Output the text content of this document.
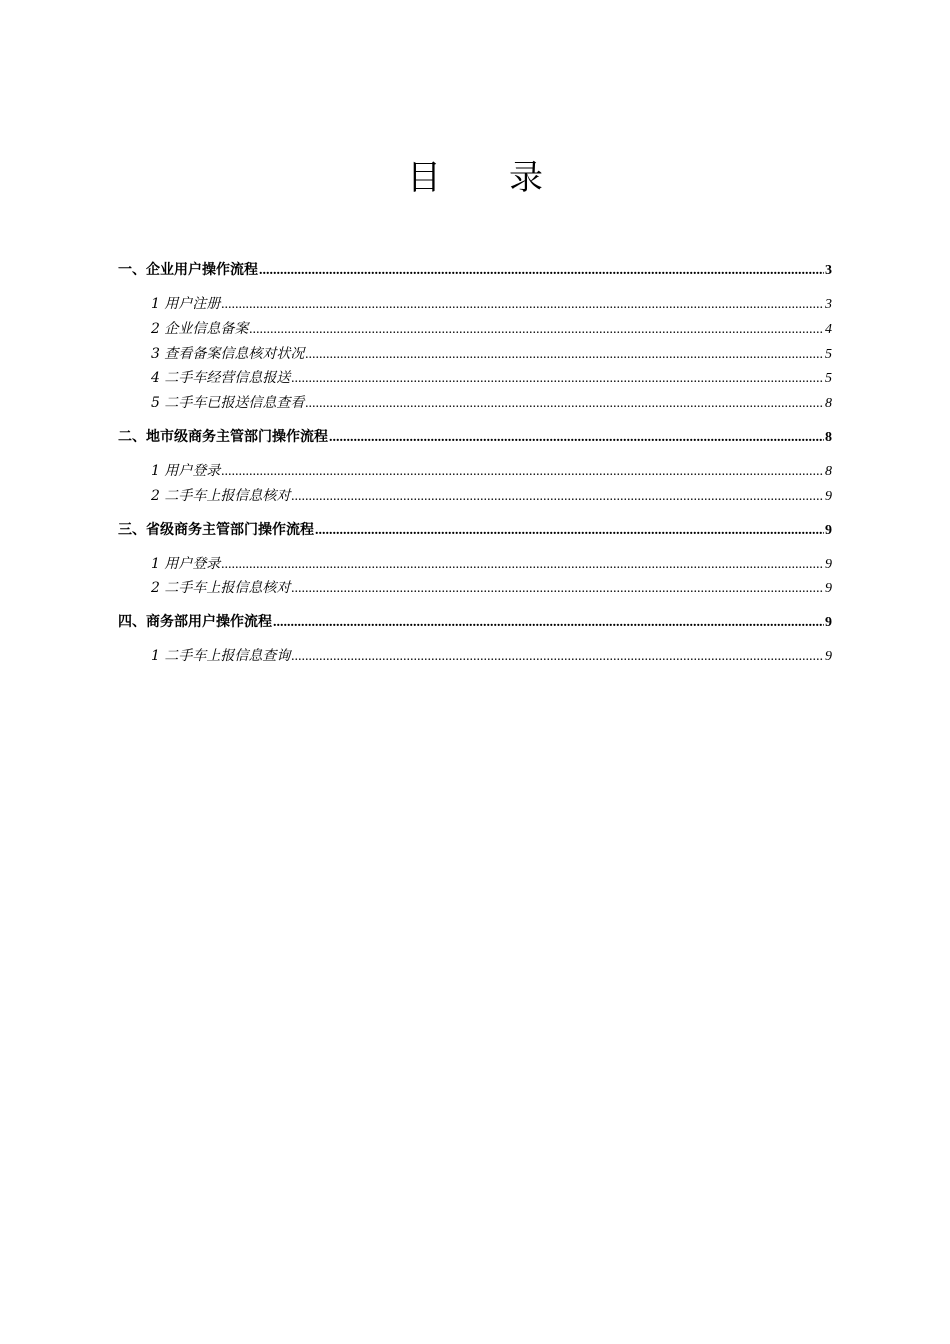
目录
一、企业用户操作流程 .....	3
1 用户注册 .....	3
2 企业信息备案 .....	4
3 查看备案信息核对状况 .....	5
4 二手车经营信息报送 .....	5
5 二手车已报送信息查看 .....	8
二、地市级商务主管部门操作流程 .....	8
1 用户登录 .....	8
2 二手车上报信息核对 .....	9
三、省级商务主管部门操作流程 .....	9
1 用户登录 .....	9
2 二手车上报信息核对 .....	9
四、商务部用户操作流程 .....	9
1 二手车上报信息查询 .....	9
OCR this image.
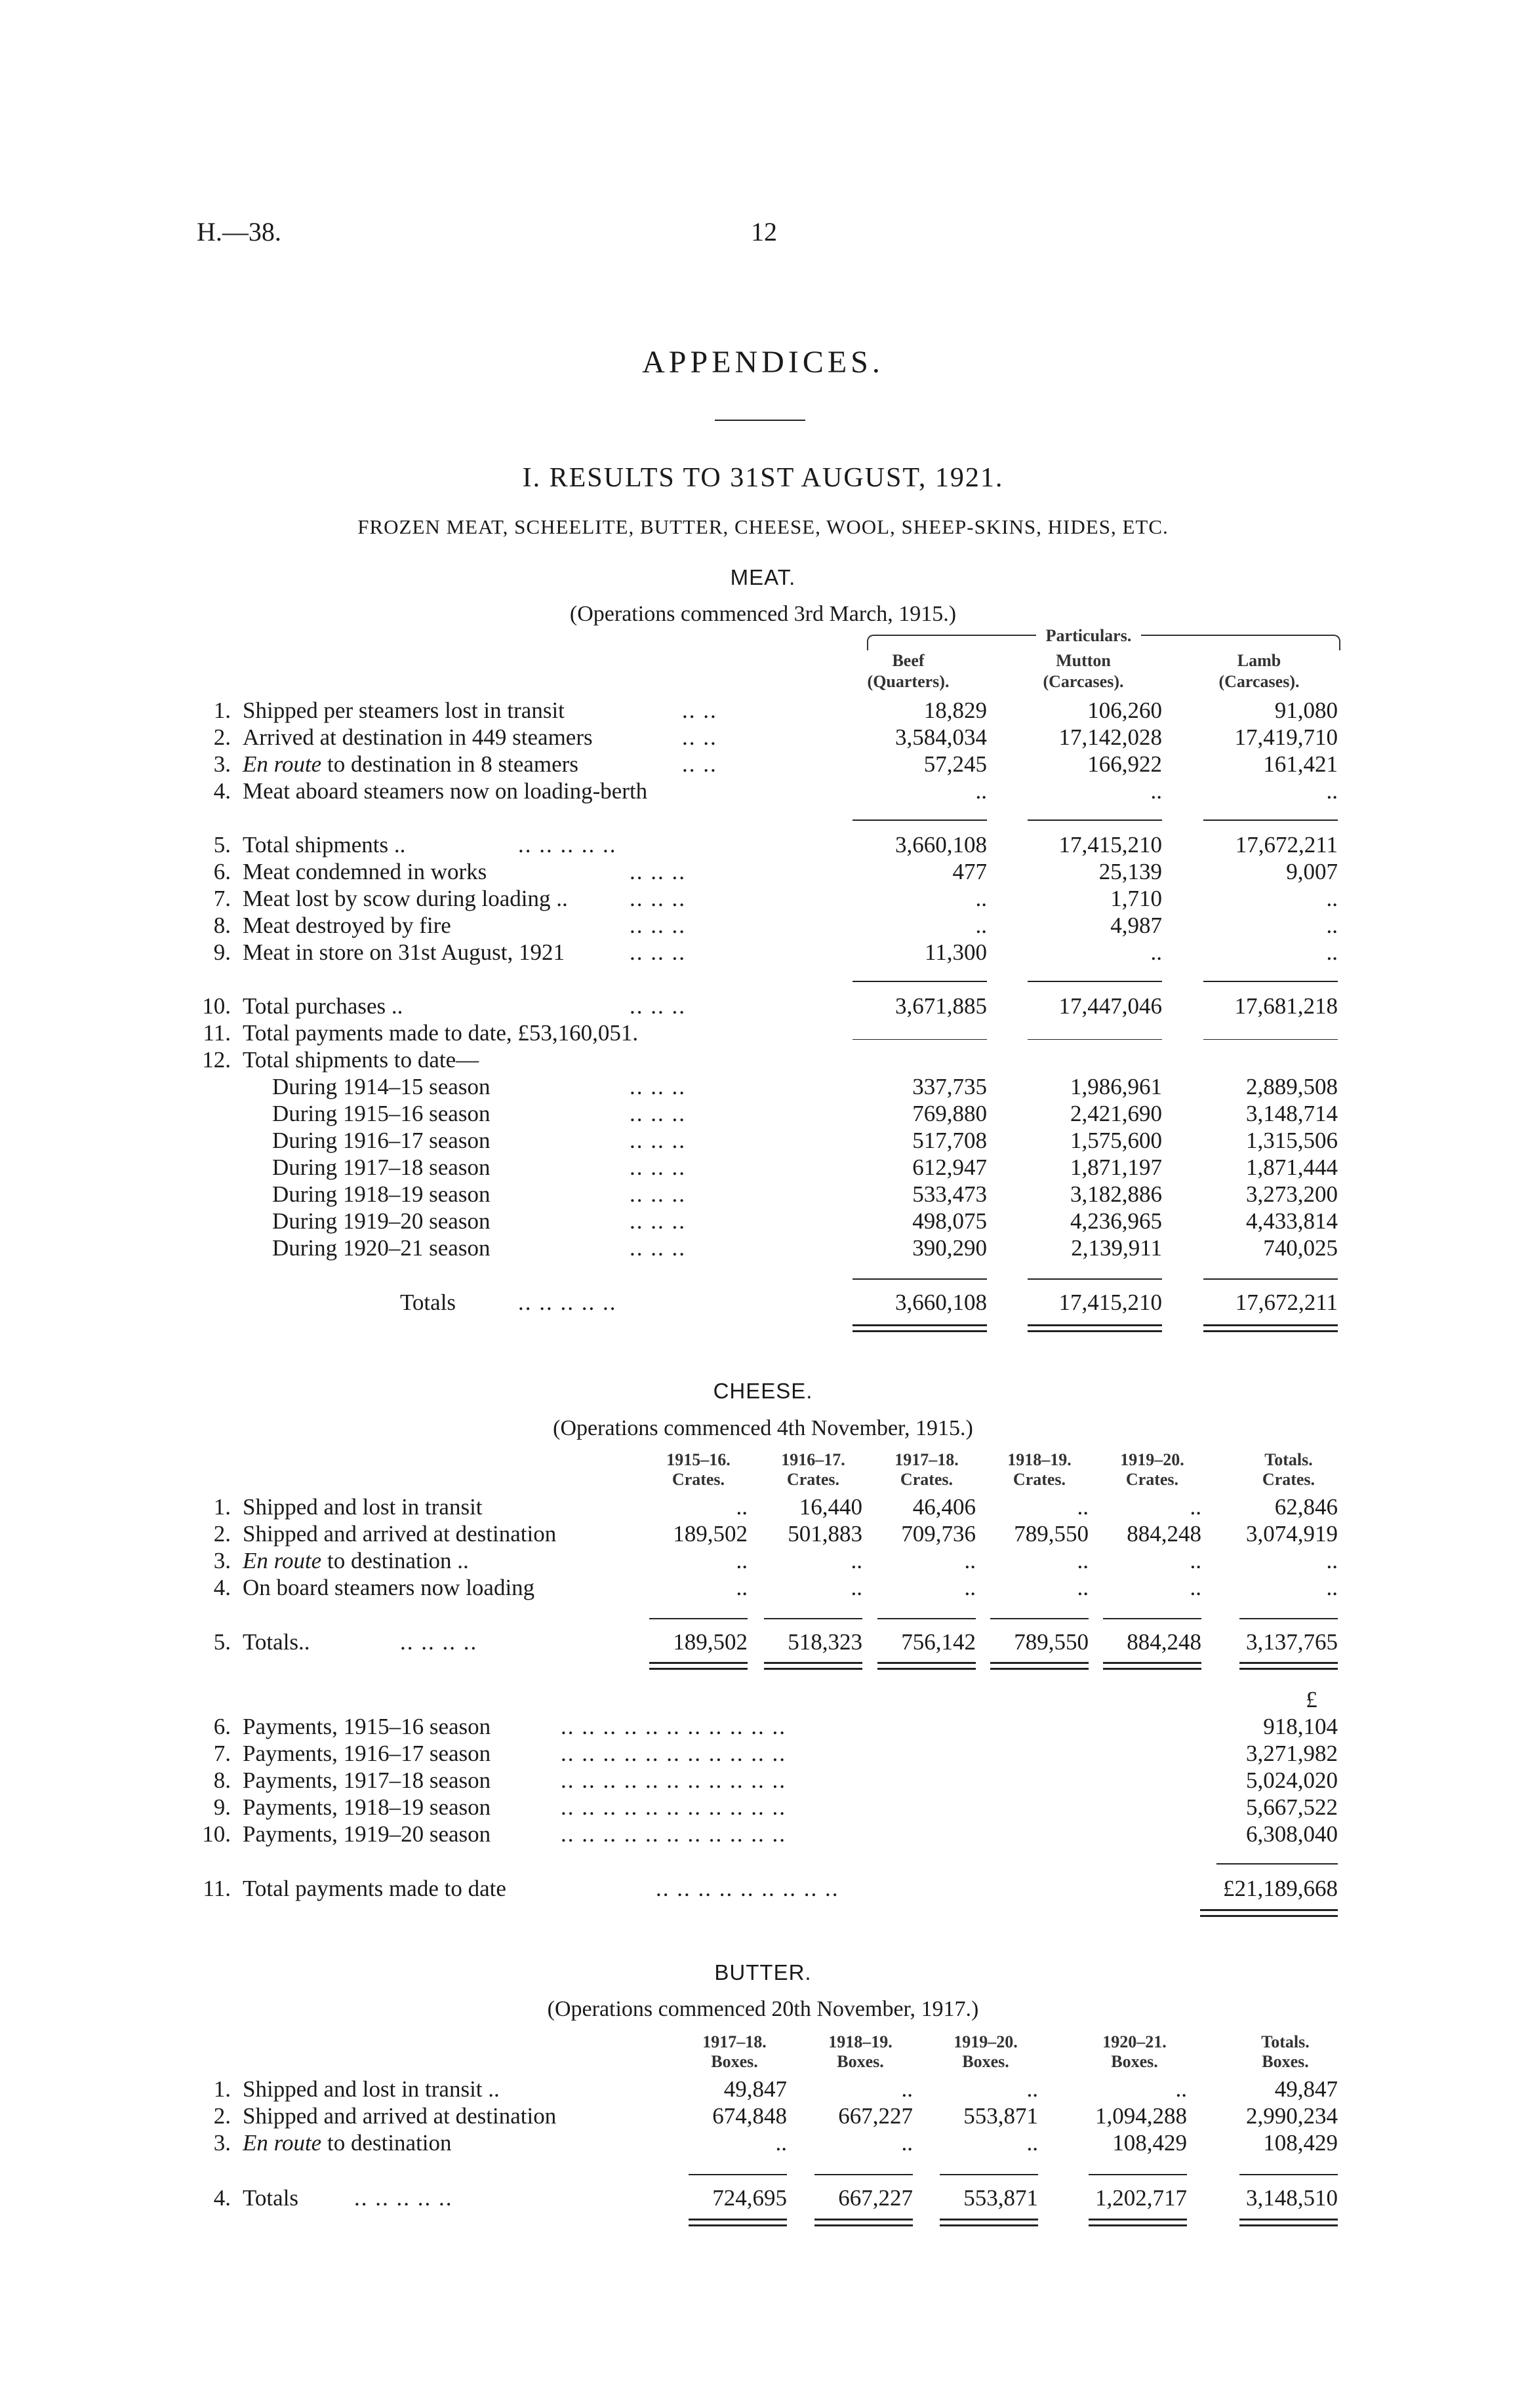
H.—38.	12
APPENDICES.
I. RESULTS TO 31ST AUGUST, 1921.
FROZEN MEAT, SCHEELITE, BUTTER, CHEESE, WOOL, SHEEP-SKINS, HIDES, ETC.
MEAT.
(Operations commenced 3rd March, 1915.)
Particulars.
Beef
(Quarters).
Mutton
(Carcases).
Lamb
(Carcases).
1. Shipped per steamers lost in transit	18,829	106,260	91,080
2. Arrived at destination in 449 steamers	3,584,034	17,142,028	17,419,710
3. En route to destination in 8 steamers	57,245	166,922	161,421
4. Meat aboard steamers now on loading-berth	..	..	..
5. Total shipments ..	3,660,108	17,415,210	17,672,211
6. Meat condemned in works	477	25,139	9,007
7. Meat lost by scow during loading ..	..	1,710	..
8. Meat destroyed by fire	..	4,987	..
9. Meat in store on 31st August, 1921	11,300	..	..
10. Total purchases ..	3,671,885	17,447,046	17,681,218
11. Total payments made to date, £53,160,051.
12. Total shipments to date—
During 1914–15 season	337,735	1,986,961	2,889,508
During 1915–16 season	769,880	2,421,690	3,148,714
During 1916–17 season	517,708	1,575,600	1,315,506
During 1917–18 season	612,947	1,871,197	1,871,444
During 1918–19 season	533,473	3,182,886	3,273,200
During 1919–20 season	498,075	4,236,965	4,433,814
During 1920–21 season	390,290	2,139,911	740,025
Totals	3,660,108	17,415,210	17,672,211
CHEESE.
(Operations commenced 4th November, 1915.)
1915–16.
Crates.
1916–17.
Crates.
1917–18.
Crates.
1918–19.
Crates.
1919–20.
Crates.
Totals.
Crates.
1. Shipped and lost in transit	..	16,440	46,406	..	..	62,846
2. Shipped and arrived at destination	189,502	501,883	709,736	789,550	884,248	3,074,919
3. En route to destination ..	..	..	..	..	..	..
4. On board steamers now loading	..	..	..	..	..	..
5. Totals..	189,502	518,323	756,142	789,550	884,248	3,137,765
£
6. Payments, 1915–16 season	918,104
7. Payments, 1916–17 season	3,271,982
8. Payments, 1917–18 season	5,024,020
9. Payments, 1918–19 season	5,667,522
10. Payments, 1919–20 season	6,308,040
11. Total payments made to date	£21,189,668
BUTTER.
(Operations commenced 20th November, 1917.)
1917–18.
Boxes.
1918–19.
Boxes.
1919–20.
Boxes.
1920–21.
Boxes.
Totals.
Boxes.
1. Shipped and lost in transit ..	49,847	..	..	..	49,847
2. Shipped and arrived at destination	674,848	667,227	553,871	1,094,288	2,990,234
3. En route to destination	..	..	..	108,429	108,429
4. Totals	724,695	667,227	553,871	1,202,717	3,148,510
.. ..
.. ..
.. ..
.. .. .. .. ..
.. .. ..
.. .. ..
.. .. ..
.. .. ..
.. .. ..
.. .. ..
.. .. ..
.. .. ..
.. .. ..
.. .. ..
.. .. ..
.. .. ..
.. .. .. .. ..
.. .. .. ..
.. .. .. .. .. .. .. .. .. .. ..
.. .. .. .. .. .. .. .. .. .. ..
.. .. .. .. .. .. .. .. .. .. ..
.. .. .. .. .. .. .. .. .. .. ..
.. .. .. .. .. .. .. .. .. .. ..
.. .. .. .. .. .. .. .. ..
.. .. .. .. ..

### What you have to do
Transcribe all of the entries word for word, but skip any pictures they contain.

### Expected output
Output the text content of this document.
目录
一、企业用户操作流程 .....	3
1 用户注册 .....	3
2 企业信息备案 .....	4
3 查看备案信息核对状况 .....	5
4 二手车经营信息报送 .....	5
5 二手车已报送信息查看 .....	8
二、地市级商务主管部门操作流程 .....	8
1 用户登录 .....	8
2 二手车上报信息核对 .....	9
三、省级商务主管部门操作流程 .....	9
1 用户登录 .....	9
2 二手车上报信息核对 .....	9
四、商务部用户操作流程 .....	9
1 二手车上报信息查询 .....	9
OCR this image.
H.—38.	12
APPENDICES.
I. RESULTS TO 31ST AUGUST, 1921.
FROZEN MEAT, SCHEELITE, BUTTER, CHEESE, WOOL, SHEEP-SKINS, HIDES, ETC.
MEAT.
(Operations commenced 3rd March, 1915.)
Particulars.
Beef
(Quarters).
Mutton
(Carcases).
Lamb
(Carcases).
1. Shipped per steamers lost in transit	18,829	106,260	91,080
2. Arrived at destination in 449 steamers	3,584,034	17,142,028	17,419,710
3. En route to destination in 8 steamers	57,245	166,922	161,421
4. Meat aboard steamers now on loading-berth	..	..	..
5. Total shipments ..	3,660,108	17,415,210	17,672,211
6. Meat condemned in works	477	25,139	9,007
7. Meat lost by scow during loading ..	..	1,710	..
8. Meat destroyed by fire	..	4,987	..
9. Meat in store on 31st August, 1921	11,300	..	..
10. Total purchases ..	3,671,885	17,447,046	17,681,218
11. Total payments made to date, £53,160,051.
12. Total shipments to date—
During 1914–15 season	337,735	1,986,961	2,889,508
During 1915–16 season	769,880	2,421,690	3,148,714
During 1916–17 season	517,708	1,575,600	1,315,506
During 1917–18 season	612,947	1,871,197	1,871,444
During 1918–19 season	533,473	3,182,886	3,273,200
During 1919–20 season	498,075	4,236,965	4,433,814
During 1920–21 season	390,290	2,139,911	740,025
Totals	3,660,108	17,415,210	17,672,211
CHEESE.
(Operations commenced 4th November, 1915.)
1915–16.
Crates.
1916–17.
Crates.
1917–18.
Crates.
1918–19.
Crates.
1919–20.
Crates.
Totals.
Crates.
1. Shipped and lost in transit	..	16,440	46,406	..	..	62,846
2. Shipped and arrived at destination	189,502	501,883	709,736	789,550	884,248	3,074,919
3. En route to destination ..	..	..	..	..	..	..
4. On board steamers now loading	..	..	..	..	..	..
5. Totals..	189,502	518,323	756,142	789,550	884,248	3,137,765
£
6. Payments, 1915–16 season	918,104
7. Payments, 1916–17 season	3,271,982
8. Payments, 1917–18 season	5,024,020
9. Payments, 1918–19 season	5,667,522
10. Payments, 1919–20 season	6,308,040
11. Total payments made to date	£21,189,668
BUTTER.
(Operations commenced 20th November, 1917.)
1917–18.
Boxes.
1918–19.
Boxes.
1919–20.
Boxes.
1920–21.
Boxes.
Totals.
Boxes.
1. Shipped and lost in transit ..	49,847	..	..	..	49,847
2. Shipped and arrived at destination	674,848	667,227	553,871	1,094,288	2,990,234
3. En route to destination	..	..	..	108,429	108,429
4. Totals	724,695	667,227	553,871	1,202,717	3,148,510
.. ..
.. ..
.. ..
.. .. .. .. ..
.. .. ..
.. .. ..
.. .. ..
.. .. ..
.. .. ..
.. .. ..
.. .. ..
.. .. ..
.. .. ..
.. .. ..
.. .. ..
.. .. ..
.. .. .. .. ..
.. .. .. ..
.. .. .. .. .. .. .. .. .. .. ..
.. .. .. .. .. .. .. .. .. .. ..
.. .. .. .. .. .. .. .. .. .. ..
.. .. .. .. .. .. .. .. .. .. ..
.. .. .. .. .. .. .. .. .. .. ..
.. .. .. .. .. .. .. .. ..
.. .. .. .. ..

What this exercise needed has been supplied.